Instructions to follow: Write out every record below exactly as it appears.

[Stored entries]
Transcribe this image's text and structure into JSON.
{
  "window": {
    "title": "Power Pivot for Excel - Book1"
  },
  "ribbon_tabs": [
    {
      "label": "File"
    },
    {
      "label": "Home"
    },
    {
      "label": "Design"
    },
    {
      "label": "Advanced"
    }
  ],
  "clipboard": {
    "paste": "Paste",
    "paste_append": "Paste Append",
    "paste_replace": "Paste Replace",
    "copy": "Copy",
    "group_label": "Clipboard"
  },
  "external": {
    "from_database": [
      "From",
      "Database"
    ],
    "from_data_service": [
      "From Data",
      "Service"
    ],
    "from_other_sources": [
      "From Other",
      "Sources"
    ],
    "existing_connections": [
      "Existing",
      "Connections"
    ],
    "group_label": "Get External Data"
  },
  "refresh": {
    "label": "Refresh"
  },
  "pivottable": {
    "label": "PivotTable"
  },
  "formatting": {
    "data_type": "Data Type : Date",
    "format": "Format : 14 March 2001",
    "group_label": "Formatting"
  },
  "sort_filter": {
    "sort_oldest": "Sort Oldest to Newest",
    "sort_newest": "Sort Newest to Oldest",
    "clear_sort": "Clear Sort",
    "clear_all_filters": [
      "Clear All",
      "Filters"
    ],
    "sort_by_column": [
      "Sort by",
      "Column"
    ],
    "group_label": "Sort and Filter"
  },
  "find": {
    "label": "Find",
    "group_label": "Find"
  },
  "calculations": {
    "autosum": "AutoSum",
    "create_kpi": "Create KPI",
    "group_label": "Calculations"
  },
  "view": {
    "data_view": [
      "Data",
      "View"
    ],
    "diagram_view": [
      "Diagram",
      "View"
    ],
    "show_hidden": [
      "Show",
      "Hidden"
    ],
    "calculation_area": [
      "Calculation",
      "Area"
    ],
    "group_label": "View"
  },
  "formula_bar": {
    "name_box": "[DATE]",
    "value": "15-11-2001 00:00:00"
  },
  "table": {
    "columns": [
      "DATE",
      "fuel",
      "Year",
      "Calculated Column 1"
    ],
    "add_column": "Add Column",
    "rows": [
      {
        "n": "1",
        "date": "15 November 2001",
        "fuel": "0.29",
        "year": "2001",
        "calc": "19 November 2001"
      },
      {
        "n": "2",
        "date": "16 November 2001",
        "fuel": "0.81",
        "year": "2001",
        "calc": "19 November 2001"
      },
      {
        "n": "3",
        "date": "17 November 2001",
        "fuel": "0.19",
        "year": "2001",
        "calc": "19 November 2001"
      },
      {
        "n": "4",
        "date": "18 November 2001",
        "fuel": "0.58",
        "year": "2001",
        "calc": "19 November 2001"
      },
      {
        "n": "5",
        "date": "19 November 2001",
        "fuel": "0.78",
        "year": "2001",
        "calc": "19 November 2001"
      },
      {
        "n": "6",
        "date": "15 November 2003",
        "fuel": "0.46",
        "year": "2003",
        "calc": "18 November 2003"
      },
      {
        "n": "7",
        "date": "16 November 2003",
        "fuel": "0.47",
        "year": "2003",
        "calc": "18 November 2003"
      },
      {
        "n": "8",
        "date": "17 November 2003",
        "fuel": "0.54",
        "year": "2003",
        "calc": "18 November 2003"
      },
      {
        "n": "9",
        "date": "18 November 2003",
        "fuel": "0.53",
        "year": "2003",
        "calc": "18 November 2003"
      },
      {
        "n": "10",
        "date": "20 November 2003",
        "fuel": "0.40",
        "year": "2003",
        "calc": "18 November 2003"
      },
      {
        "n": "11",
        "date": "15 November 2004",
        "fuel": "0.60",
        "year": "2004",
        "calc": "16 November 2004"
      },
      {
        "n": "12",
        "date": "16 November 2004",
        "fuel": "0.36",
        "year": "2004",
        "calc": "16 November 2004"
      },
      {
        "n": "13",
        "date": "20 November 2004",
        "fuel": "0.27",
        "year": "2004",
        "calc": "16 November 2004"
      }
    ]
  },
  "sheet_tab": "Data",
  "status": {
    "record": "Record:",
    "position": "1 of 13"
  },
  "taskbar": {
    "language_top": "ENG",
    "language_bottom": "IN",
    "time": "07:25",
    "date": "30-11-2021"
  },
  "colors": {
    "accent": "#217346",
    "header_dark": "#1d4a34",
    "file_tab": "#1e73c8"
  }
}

Correct response:
Transcribe this image's text and structure into JSON.
{
  "window": {
    "title": "Power Pivot for Excel - Book1"
  },
  "ribbon_tabs": [
    {
      "label": "File"
    },
    {
      "label": "Home"
    },
    {
      "label": "Design"
    },
    {
      "label": "Advanced"
    }
  ],
  "clipboard": {
    "paste": "Paste",
    "paste_append": "Paste Append",
    "paste_replace": "Paste Replace",
    "copy": "Copy",
    "group_label": "Clipboard"
  },
  "external": {
    "from_database": [
      "From",
      "Database"
    ],
    "from_data_service": [
      "From Data",
      "Service"
    ],
    "from_other_sources": [
      "From Other",
      "Sources"
    ],
    "existing_connections": [
      "Existing",
      "Connections"
    ],
    "group_label": "Get External Data"
  },
  "refresh": {
    "label": "Refresh"
  },
  "pivottable": {
    "label": "PivotTable"
  },
  "formatting": {
    "data_type": "Data Type : Date",
    "format": "Format : 14 March 2001",
    "group_label": "Formatting"
  },
  "sort_filter": {
    "sort_oldest": "Sort Oldest to Newest",
    "sort_newest": "Sort Newest to Oldest",
    "clear_sort": "Clear Sort",
    "clear_all_filters": [
      "Clear All",
      "Filters"
    ],
    "sort_by_column": [
      "Sort by",
      "Column"
    ],
    "group_label": "Sort and Filter"
  },
  "find": {
    "label": "Find",
    "group_label": "Find"
  },
  "calculations": {
    "autosum": "AutoSum",
    "create_kpi": "Create KPI",
    "group_label": "Calculations"
  },
  "view": {
    "data_view": [
      "Data",
      "View"
    ],
    "diagram_view": [
      "Diagram",
      "View"
    ],
    "show_hidden": [
      "Show",
      "Hidden"
    ],
    "calculation_area": [
      "Calculation",
      "Area"
    ],
    "group_label": "View"
  },
  "formula_bar": {
    "name_box": "[DATE]",
    "value": "15-11-2001 00:00:00"
  },
  "table": {
    "columns": [
      "DATE",
      "fuel",
      "Year",
      "Calculated Column 1"
    ],
    "add_column": "Add Column",
    "rows": [
      {
        "n": "1",
        "date": "15 November 2001",
        "fuel": "0.29",
        "year": "2001",
        "calc": "19 November 2001"
      },
      {
        "n": "2",
        "date": "16 November 2001",
        "fuel": "0.81",
        "year": "2001",
        "calc": "19 November 2001"
      },
      {
        "n": "3",
        "date": "17 November 2001",
        "fuel": "0.19",
        "year": "2001",
        "calc": "19 November 2001"
      },
      {
        "n": "4",
        "date": "18 November 2001",
        "fuel": "0.58",
        "year": "2001",
        "calc": "19 November 2001"
      },
      {
        "n": "5",
        "date": "19 November 2001",
        "fuel": "0.78",
        "year": "2001",
        "calc": "19 November 2001"
      },
      {
        "n": "6",
        "date": "15 November 2003",
        "fuel": "0.46",
        "year": "2003",
        "calc": "18 November 2003"
      },
      {
        "n": "7",
        "date": "16 November 2003",
        "fuel": "0.47",
        "year": "2003",
        "calc": "18 November 2003"
      },
      {
        "n": "8",
        "date": "17 November 2003",
        "fuel": "0.54",
        "year": "2003",
        "calc": "18 November 2003"
      },
      {
        "n": "9",
        "date": "18 November 2003",
        "fuel": "0.53",
        "year": "2003",
        "calc": "18 November 2003"
      },
      {
        "n": "10",
        "date": "20 November 2003",
        "fuel": "0.40",
        "year": "2003",
        "calc": "18 November 2003"
      },
      {
        "n": "11",
        "date": "15 November 2004",
        "fuel": "0.60",
        "year": "2004",
        "calc": "16 November 2004"
      },
      {
        "n": "12",
        "date": "16 November 2004",
        "fuel": "0.36",
        "year": "2004",
        "calc": "16 November 2004"
      },
      {
        "n": "13",
        "date": "20 November 2004",
        "fuel": "0.27",
        "year": "2004",
        "calc": "16 November 2004"
      }
    ]
  },
  "sheet_tab": "Data",
  "status": {
    "record": "Record:",
    "position": "1 of 13"
  },
  "taskbar": {
    "language_top": "ENG",
    "language_bottom": "IN",
    "time": "07:25",
    "date": "30-11-2021"
  },
  "colors": {
    "accent": "#217346",
    "header_dark": "#1d4a34",
    "file_tab": "#1e73c8"
  }
}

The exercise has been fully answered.